▶ Problem statement:
Extract every entry word for word. Skip the pictures.

[Entries from a dataset]
════════
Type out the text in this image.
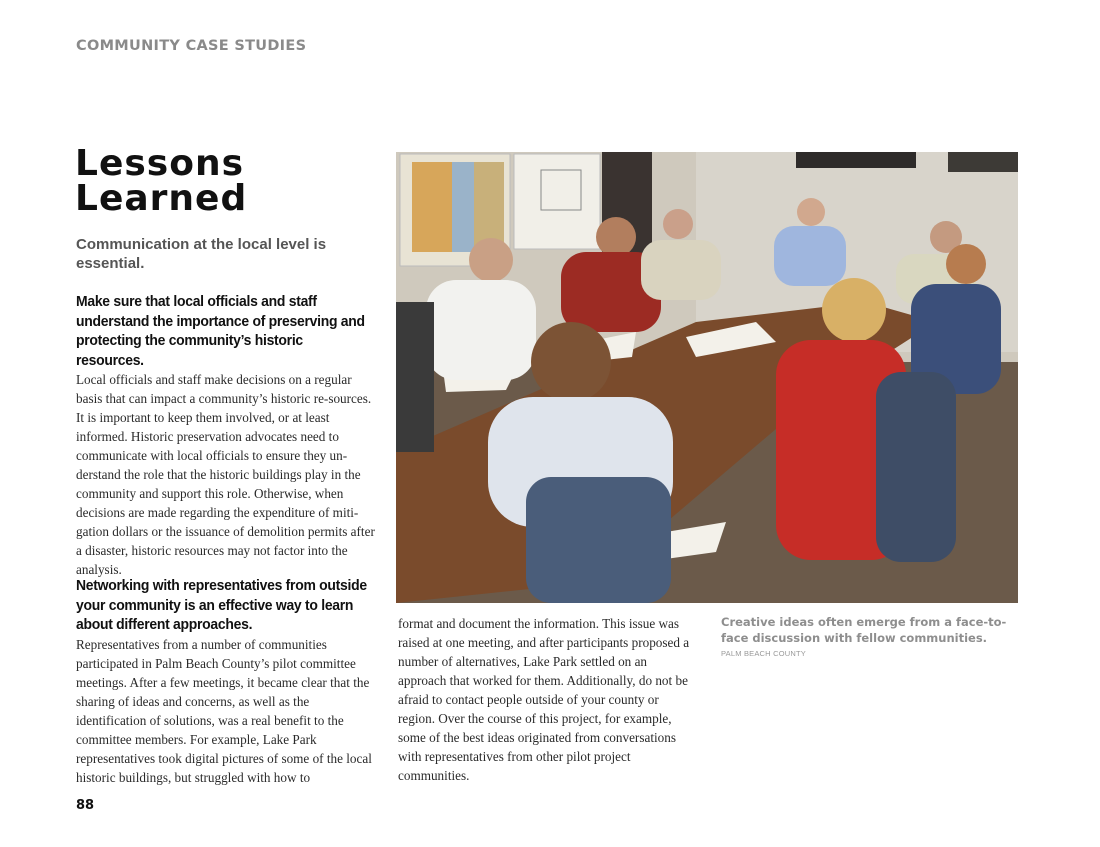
COMMUNITY CASE STUDIES
Lessons
Learned

Communication at the local level is essential.

Make sure that local officials and staff understand the importance of preserving and protecting the community’s historic resources.

Local officials and staff make decisions on a regular basis that can impact a community’s historic re-sources. It is important to keep them involved, or at least informed. Historic preservation advocates need to communicate with local officials to ensure they un-derstand the role that the historic buildings play in the community and support this role. Otherwise, when decisions are made regarding the expenditure of miti-gation dollars or the issuance of demolition permits after a disaster, historic resources may not factor into the analysis.

Networking with representatives from outside your community is an effective way to learn about different approaches.

Representatives from a number of communities participated in Palm Beach County’s pilot committee meetings. After a few meetings, it became clear that the sharing of ideas and concerns, as well as the identification of solutions, was a real benefit to the committee members. For example, Lake Park representatives took digital pictures of some of the local historic buildings, but struggled with how to

format and document the information. This issue was raised at one meeting, and after participants proposed a number of alternatives, Lake Park settled on an approach that worked for them. Additionally, do not be afraid to contact people outside of your county or region. Over the course of this project, for example, some of the best ideas originated from conversations with representatives from other pilot project communities.

Creative ideas often emerge from a face-to-face discussion with fellow communities.

PALM BEACH COUNTY
88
════════
▶ Correct result:
Type out the text in this image.
COMMUNITY CASE STUDIES
Lessons
Learned

Communication at the local level is essential.

Make sure that local officials and staff understand the importance of preserving and protecting the community’s historic resources.

Local officials and staff make decisions on a regular basis that can impact a community’s historic re-sources. It is important to keep them involved, or at least informed. Historic preservation advocates need to communicate with local officials to ensure they un-derstand the role that the historic buildings play in the community and support this role. Otherwise, when decisions are made regarding the expenditure of miti-gation dollars or the issuance of demolition permits after a disaster, historic resources may not factor into the analysis.

Networking with representatives from outside your community is an effective way to learn about different approaches.

Representatives from a number of communities participated in Palm Beach County’s pilot committee meetings. After a few meetings, it became clear that the sharing of ideas and concerns, as well as the identification of solutions, was a real benefit to the committee members. For example, Lake Park representatives took digital pictures of some of the local historic buildings, but struggled with how to

format and document the information. This issue was raised at one meeting, and after participants proposed a number of alternatives, Lake Park settled on an approach that worked for them. Additionally, do not be afraid to contact people outside of your county or region. Over the course of this project, for example, some of the best ideas originated from conversations with representatives from other pilot project communities.

Creative ideas often emerge from a face-to-face discussion with fellow communities.

PALM BEACH COUNTY
88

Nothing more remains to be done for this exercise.